Exercise prompt » Print out every record exactly as it appears.

Input for this task »
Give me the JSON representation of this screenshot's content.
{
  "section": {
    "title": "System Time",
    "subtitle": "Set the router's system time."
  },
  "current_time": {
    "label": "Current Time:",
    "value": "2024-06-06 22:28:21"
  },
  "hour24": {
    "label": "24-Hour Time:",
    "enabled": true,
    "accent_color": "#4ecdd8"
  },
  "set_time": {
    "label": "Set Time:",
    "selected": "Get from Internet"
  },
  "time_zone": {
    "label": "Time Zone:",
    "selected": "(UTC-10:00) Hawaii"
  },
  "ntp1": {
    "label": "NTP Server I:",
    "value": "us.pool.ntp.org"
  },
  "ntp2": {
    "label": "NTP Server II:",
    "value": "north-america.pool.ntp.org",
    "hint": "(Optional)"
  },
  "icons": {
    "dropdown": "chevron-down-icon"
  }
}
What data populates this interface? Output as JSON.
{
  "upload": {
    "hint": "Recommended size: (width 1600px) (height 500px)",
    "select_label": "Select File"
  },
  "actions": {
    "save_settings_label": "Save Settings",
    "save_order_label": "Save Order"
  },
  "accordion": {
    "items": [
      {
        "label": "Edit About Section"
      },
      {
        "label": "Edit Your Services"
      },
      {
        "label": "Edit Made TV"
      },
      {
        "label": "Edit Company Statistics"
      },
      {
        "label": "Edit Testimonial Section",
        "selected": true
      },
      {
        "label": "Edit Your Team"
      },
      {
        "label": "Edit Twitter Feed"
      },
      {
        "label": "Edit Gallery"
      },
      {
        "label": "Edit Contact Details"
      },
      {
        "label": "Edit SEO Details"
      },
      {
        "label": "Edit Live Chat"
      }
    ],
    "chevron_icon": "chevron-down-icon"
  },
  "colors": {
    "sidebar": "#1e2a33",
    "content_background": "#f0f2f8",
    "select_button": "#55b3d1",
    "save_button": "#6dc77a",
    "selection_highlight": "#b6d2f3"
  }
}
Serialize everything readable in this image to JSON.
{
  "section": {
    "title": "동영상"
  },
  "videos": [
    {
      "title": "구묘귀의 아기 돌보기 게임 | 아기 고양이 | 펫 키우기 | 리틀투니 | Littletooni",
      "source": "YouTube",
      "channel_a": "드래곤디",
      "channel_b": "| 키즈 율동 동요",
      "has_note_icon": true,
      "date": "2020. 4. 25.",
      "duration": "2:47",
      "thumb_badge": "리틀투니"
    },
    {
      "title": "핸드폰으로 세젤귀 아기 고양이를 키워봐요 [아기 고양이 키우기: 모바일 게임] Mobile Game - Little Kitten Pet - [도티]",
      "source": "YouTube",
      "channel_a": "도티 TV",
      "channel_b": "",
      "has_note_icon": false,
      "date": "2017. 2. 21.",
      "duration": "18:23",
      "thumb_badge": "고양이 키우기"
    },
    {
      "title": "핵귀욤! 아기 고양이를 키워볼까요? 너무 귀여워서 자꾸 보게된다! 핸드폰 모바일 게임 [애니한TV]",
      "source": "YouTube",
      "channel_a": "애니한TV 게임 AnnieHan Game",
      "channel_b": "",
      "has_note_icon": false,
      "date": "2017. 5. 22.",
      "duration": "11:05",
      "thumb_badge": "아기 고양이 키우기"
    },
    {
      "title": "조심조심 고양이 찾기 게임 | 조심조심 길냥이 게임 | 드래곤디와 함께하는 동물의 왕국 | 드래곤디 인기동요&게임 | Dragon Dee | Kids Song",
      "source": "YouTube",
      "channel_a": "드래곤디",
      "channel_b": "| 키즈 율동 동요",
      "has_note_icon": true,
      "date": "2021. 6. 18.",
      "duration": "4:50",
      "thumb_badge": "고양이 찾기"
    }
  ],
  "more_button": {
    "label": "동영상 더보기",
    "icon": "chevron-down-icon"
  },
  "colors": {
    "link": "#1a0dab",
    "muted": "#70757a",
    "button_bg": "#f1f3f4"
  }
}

Written solution »
Give me the JSON representation of this screenshot's content.
{
  "section": {
    "title": "System Time",
    "subtitle": "Set the router's system time."
  },
  "current_time": {
    "label": "Current Time:",
    "value": "2024-06-06 22:28:21"
  },
  "hour24": {
    "label": "24-Hour Time:",
    "enabled": true,
    "accent_color": "#4ecdd8"
  },
  "set_time": {
    "label": "Set Time:",
    "selected": "Get from Internet"
  },
  "time_zone": {
    "label": "Time Zone:",
    "selected": "(UTC-10:00) Hawaii"
  },
  "ntp1": {
    "label": "NTP Server I:",
    "value": "us.pool.ntp.org"
  },
  "ntp2": {
    "label": "NTP Server II:",
    "value": "north-america.pool.ntp.org",
    "hint": "(Optional)"
  },
  "icons": {
    "dropdown": "chevron-down-icon"
  }
}
What data populates this interface? Output as JSON.
{
  "upload": {
    "hint": "Recommended size: (width 1600px) (height 500px)",
    "select_label": "Select File"
  },
  "actions": {
    "save_settings_label": "Save Settings",
    "save_order_label": "Save Order"
  },
  "accordion": {
    "items": [
      {
        "label": "Edit About Section"
      },
      {
        "label": "Edit Your Services"
      },
      {
        "label": "Edit Made TV"
      },
      {
        "label": "Edit Company Statistics"
      },
      {
        "label": "Edit Testimonial Section",
        "selected": true
      },
      {
        "label": "Edit Your Team"
      },
      {
        "label": "Edit Twitter Feed"
      },
      {
        "label": "Edit Gallery"
      },
      {
        "label": "Edit Contact Details"
      },
      {
        "label": "Edit SEO Details"
      },
      {
        "label": "Edit Live Chat"
      }
    ],
    "chevron_icon": "chevron-down-icon"
  },
  "colors": {
    "sidebar": "#1e2a33",
    "content_background": "#f0f2f8",
    "select_button": "#55b3d1",
    "save_button": "#6dc77a",
    "selection_highlight": "#b6d2f3"
  }
}
Serialize everything readable in this image to JSON.
{
  "section": {
    "title": "동영상"
  },
  "videos": [
    {
      "title": "구묘귀의 아기 돌보기 게임 | 아기 고양이 | 펫 키우기 | 리틀투니 | Littletooni",
      "source": "YouTube",
      "channel_a": "드래곤디",
      "channel_b": "| 키즈 율동 동요",
      "has_note_icon": true,
      "date": "2020. 4. 25.",
      "duration": "2:47",
      "thumb_badge": "리틀투니"
    },
    {
      "title": "핸드폰으로 세젤귀 아기 고양이를 키워봐요 [아기 고양이 키우기: 모바일 게임] Mobile Game - Little Kitten Pet - [도티]",
      "source": "YouTube",
      "channel_a": "도티 TV",
      "channel_b": "",
      "has_note_icon": false,
      "date": "2017. 2. 21.",
      "duration": "18:23",
      "thumb_badge": "고양이 키우기"
    },
    {
      "title": "핵귀욤! 아기 고양이를 키워볼까요? 너무 귀여워서 자꾸 보게된다! 핸드폰 모바일 게임 [애니한TV]",
      "source": "YouTube",
      "channel_a": "애니한TV 게임 AnnieHan Game",
      "channel_b": "",
      "has_note_icon": false,
      "date": "2017. 5. 22.",
      "duration": "11:05",
      "thumb_badge": "아기 고양이 키우기"
    },
    {
      "title": "조심조심 고양이 찾기 게임 | 조심조심 길냥이 게임 | 드래곤디와 함께하는 동물의 왕국 | 드래곤디 인기동요&게임 | Dragon Dee | Kids Song",
      "source": "YouTube",
      "channel_a": "드래곤디",
      "channel_b": "| 키즈 율동 동요",
      "has_note_icon": true,
      "date": "2021. 6. 18.",
      "duration": "4:50",
      "thumb_badge": "고양이 찾기"
    }
  ],
  "more_button": {
    "label": "동영상 더보기",
    "icon": "chevron-down-icon"
  },
  "colors": {
    "link": "#1a0dab",
    "muted": "#70757a",
    "button_bg": "#f1f3f4"
  }
}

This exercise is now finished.